§ Given request
State how many lines in the records hold the word "Poker", giving the number and no other text.

== Task data ==

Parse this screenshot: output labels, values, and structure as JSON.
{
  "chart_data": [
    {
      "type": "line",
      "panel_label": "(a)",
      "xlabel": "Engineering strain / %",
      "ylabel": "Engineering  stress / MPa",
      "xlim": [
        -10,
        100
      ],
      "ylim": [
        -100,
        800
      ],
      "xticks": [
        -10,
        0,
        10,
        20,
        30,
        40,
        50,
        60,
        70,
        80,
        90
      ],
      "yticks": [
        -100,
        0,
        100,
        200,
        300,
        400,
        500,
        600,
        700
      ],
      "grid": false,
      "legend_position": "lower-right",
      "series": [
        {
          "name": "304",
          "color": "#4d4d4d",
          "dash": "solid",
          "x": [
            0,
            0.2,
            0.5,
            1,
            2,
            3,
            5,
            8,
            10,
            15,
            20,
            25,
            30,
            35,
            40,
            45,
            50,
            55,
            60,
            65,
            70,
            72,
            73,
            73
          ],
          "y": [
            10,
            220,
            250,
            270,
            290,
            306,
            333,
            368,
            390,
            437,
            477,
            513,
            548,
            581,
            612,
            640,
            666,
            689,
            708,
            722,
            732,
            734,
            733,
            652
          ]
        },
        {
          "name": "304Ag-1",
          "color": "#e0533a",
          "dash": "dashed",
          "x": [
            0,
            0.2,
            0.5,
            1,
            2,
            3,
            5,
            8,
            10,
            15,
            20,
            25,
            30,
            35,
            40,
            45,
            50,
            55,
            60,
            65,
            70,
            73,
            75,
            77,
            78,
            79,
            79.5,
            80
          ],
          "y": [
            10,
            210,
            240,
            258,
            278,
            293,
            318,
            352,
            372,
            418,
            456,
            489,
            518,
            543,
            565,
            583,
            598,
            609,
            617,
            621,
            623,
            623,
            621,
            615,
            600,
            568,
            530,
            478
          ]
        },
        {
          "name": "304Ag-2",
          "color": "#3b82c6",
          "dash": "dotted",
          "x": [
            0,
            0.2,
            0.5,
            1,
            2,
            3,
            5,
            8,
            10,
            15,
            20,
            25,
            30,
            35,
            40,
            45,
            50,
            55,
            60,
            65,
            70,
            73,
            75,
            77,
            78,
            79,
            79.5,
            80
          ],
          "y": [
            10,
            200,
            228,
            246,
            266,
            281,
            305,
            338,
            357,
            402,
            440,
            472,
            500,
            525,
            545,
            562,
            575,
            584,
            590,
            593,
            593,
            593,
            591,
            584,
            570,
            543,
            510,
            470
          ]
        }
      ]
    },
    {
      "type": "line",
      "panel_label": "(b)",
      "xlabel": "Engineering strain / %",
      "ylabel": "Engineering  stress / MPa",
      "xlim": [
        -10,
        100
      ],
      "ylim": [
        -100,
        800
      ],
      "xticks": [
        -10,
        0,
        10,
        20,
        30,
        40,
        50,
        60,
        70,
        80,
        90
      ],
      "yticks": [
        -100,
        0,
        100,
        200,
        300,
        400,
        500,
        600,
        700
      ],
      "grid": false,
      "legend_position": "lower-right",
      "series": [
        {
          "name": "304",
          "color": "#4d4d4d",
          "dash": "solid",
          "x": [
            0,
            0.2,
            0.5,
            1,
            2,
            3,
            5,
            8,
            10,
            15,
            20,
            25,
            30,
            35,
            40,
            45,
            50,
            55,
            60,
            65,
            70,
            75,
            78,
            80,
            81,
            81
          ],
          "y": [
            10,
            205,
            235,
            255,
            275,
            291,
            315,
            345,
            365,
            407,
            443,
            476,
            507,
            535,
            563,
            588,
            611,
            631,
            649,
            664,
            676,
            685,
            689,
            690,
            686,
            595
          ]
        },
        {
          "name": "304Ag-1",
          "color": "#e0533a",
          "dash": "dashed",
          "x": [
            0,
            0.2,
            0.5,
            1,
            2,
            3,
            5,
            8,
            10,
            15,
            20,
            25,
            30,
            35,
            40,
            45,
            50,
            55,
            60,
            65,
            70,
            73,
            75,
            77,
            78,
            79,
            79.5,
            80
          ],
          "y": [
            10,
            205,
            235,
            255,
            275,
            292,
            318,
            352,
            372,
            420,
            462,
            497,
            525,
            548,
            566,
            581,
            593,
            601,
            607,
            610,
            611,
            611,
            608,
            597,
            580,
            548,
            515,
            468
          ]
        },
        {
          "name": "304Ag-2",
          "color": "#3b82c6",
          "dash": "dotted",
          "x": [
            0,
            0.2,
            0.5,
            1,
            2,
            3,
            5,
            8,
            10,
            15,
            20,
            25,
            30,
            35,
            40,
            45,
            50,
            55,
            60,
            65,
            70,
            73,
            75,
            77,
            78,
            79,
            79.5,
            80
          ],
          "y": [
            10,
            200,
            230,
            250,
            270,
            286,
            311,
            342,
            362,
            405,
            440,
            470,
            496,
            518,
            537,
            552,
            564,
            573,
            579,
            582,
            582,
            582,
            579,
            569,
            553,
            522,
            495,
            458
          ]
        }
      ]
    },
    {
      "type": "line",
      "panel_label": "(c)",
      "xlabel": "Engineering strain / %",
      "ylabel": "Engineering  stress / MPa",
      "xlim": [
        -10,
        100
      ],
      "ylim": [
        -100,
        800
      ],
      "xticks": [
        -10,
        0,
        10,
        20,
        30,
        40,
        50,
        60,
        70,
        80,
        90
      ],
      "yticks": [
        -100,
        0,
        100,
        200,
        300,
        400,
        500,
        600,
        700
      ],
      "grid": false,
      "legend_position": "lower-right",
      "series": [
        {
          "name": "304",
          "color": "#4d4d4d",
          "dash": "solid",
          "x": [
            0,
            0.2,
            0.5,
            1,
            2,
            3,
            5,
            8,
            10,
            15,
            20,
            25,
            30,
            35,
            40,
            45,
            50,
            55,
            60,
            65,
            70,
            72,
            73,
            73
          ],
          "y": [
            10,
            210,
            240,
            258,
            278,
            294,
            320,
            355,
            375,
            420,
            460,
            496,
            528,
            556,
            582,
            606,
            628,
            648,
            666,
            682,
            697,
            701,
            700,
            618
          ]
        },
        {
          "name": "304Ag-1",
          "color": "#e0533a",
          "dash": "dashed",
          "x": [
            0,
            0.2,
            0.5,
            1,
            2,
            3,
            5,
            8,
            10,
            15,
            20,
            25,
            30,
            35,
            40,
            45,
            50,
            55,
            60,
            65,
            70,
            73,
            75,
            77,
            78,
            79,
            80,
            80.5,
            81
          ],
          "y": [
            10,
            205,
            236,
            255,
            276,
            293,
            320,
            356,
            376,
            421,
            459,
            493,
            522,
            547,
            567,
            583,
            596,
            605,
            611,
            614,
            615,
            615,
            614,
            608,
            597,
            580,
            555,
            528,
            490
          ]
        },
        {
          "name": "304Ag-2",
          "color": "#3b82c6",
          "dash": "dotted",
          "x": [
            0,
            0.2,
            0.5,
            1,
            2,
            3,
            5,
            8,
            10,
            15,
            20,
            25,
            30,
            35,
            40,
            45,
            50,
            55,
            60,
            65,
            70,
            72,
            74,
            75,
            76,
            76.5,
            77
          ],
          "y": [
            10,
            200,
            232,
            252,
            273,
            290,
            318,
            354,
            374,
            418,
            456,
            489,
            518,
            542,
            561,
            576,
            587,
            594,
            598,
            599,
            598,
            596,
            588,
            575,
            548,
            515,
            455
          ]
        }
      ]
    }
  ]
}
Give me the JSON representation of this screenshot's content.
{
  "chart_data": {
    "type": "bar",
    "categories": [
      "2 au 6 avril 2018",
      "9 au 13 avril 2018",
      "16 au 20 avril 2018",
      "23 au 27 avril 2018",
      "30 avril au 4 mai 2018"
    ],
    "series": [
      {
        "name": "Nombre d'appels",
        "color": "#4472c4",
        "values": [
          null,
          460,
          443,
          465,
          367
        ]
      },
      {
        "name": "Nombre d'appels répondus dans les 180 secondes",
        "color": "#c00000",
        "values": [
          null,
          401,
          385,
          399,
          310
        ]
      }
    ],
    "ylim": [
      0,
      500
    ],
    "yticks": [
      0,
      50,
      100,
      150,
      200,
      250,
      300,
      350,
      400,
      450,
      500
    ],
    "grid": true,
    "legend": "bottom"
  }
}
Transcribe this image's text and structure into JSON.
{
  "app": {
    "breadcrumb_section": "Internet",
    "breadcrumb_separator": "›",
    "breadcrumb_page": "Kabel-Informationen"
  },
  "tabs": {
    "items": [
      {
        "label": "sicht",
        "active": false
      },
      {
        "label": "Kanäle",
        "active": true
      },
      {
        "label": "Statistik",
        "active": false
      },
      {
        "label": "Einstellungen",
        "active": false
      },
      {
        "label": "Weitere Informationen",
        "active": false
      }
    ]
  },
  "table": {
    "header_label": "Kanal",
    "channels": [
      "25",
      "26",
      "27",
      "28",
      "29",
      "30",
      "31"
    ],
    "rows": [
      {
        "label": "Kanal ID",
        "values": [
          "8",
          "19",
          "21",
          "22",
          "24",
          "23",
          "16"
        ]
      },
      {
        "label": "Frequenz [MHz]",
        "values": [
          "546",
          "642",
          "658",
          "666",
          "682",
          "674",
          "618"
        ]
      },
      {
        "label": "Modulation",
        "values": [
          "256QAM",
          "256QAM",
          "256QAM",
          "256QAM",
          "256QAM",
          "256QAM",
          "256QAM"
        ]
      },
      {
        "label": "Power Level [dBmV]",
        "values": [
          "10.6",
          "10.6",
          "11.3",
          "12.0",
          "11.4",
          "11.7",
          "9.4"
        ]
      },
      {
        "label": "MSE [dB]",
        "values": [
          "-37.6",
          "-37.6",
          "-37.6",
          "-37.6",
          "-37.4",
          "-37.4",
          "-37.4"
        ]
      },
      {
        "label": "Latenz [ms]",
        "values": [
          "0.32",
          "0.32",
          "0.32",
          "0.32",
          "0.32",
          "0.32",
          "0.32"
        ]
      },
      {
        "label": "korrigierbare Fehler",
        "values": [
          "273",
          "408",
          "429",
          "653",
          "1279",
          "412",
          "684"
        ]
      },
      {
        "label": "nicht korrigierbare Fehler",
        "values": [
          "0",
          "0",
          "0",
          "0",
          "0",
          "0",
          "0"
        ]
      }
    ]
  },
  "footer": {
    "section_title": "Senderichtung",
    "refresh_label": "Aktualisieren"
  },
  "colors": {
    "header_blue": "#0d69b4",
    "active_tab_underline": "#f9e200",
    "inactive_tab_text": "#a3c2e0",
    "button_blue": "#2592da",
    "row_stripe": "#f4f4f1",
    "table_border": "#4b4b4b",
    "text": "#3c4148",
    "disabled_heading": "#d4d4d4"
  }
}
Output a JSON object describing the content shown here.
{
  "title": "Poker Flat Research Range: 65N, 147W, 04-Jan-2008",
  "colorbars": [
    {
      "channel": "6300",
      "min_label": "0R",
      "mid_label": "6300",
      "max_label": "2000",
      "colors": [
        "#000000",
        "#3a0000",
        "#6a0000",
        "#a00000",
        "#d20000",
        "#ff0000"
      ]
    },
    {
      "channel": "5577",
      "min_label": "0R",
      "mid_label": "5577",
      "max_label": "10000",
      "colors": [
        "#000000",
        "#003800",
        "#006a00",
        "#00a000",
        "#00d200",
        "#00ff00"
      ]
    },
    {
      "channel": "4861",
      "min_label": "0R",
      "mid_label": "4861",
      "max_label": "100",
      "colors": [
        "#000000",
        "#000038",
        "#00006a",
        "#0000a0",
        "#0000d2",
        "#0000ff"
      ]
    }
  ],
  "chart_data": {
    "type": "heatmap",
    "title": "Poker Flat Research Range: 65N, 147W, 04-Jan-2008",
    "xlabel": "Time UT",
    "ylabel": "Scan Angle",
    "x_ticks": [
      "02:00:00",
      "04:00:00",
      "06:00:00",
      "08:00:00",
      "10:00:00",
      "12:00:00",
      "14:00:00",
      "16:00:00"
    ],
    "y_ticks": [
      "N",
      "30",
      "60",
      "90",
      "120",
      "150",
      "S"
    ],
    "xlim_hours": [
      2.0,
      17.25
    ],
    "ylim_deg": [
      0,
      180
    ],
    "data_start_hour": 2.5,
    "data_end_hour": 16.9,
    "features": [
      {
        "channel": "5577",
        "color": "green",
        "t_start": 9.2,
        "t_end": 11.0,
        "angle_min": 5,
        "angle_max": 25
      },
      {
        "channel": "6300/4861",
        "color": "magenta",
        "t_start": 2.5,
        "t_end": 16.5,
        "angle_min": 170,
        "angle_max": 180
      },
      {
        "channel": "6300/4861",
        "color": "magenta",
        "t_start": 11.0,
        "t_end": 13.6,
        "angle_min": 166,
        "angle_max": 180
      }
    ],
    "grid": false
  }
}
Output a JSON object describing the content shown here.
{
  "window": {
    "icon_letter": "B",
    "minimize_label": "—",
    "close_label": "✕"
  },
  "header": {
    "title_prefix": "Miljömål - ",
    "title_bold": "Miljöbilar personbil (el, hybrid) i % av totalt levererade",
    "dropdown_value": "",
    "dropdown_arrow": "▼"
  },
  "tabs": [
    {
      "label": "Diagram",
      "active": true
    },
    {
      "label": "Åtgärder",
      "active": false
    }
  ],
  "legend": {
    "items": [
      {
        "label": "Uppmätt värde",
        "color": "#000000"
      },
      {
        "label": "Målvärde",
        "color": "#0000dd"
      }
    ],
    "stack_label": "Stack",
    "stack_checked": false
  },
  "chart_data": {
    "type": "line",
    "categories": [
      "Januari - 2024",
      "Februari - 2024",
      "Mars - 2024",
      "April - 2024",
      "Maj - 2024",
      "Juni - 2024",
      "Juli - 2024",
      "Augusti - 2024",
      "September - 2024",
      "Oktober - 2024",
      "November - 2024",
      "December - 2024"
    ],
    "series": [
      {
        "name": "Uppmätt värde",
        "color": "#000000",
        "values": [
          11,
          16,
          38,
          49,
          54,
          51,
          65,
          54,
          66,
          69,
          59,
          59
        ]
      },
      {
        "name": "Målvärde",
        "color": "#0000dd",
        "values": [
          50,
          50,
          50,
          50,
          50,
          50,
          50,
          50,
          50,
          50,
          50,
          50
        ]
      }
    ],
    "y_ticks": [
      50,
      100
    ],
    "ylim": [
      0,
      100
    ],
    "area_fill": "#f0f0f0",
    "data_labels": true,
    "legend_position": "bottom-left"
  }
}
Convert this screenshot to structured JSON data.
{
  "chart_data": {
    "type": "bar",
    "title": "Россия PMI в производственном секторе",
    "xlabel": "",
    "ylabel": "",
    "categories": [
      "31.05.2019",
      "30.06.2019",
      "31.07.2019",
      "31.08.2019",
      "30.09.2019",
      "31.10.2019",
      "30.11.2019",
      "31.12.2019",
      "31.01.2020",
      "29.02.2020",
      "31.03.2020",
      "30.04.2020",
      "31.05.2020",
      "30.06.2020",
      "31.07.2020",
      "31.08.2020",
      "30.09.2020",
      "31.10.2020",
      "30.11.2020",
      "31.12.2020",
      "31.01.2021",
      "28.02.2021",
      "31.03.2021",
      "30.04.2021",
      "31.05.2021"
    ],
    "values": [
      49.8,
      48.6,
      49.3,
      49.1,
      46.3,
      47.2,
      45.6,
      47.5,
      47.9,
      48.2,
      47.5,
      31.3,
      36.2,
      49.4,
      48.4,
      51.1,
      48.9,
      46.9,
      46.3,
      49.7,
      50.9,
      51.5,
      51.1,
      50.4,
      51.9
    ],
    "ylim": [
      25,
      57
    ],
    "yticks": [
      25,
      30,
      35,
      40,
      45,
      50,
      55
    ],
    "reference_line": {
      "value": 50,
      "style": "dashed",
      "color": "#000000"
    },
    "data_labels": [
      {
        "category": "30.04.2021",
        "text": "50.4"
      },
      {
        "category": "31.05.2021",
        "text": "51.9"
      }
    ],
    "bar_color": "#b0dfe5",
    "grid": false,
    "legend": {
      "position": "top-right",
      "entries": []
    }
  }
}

===

§ Result of this task
2